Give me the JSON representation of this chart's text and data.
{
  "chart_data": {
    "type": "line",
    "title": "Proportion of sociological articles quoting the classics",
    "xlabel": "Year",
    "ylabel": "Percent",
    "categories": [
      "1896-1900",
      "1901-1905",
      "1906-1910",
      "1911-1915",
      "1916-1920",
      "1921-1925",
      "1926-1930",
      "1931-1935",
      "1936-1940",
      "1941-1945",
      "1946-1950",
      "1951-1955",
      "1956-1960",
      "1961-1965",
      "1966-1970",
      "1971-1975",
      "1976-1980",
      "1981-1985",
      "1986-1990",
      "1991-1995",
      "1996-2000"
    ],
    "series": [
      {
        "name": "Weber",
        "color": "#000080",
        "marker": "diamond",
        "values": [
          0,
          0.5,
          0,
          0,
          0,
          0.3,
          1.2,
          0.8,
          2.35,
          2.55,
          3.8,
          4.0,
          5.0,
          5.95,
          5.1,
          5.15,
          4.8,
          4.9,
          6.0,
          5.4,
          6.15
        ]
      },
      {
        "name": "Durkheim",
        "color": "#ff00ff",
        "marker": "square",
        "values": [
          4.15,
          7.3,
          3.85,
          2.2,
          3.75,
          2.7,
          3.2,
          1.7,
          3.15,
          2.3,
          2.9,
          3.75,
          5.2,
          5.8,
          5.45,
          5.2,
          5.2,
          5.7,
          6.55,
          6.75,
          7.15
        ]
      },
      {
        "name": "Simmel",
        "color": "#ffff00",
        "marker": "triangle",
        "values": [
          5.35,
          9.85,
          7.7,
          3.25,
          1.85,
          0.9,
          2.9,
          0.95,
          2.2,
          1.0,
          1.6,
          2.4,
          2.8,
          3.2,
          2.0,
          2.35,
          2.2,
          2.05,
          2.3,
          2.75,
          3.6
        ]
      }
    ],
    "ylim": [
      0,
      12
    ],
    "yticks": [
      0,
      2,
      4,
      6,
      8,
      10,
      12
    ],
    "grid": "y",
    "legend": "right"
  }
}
- - -
### Required work
Which lines of the data include "name"? Copy each of them.

### Solution to this task
        "name": "Weber",
        "name": "Durkheim",
        "name": "Simmel",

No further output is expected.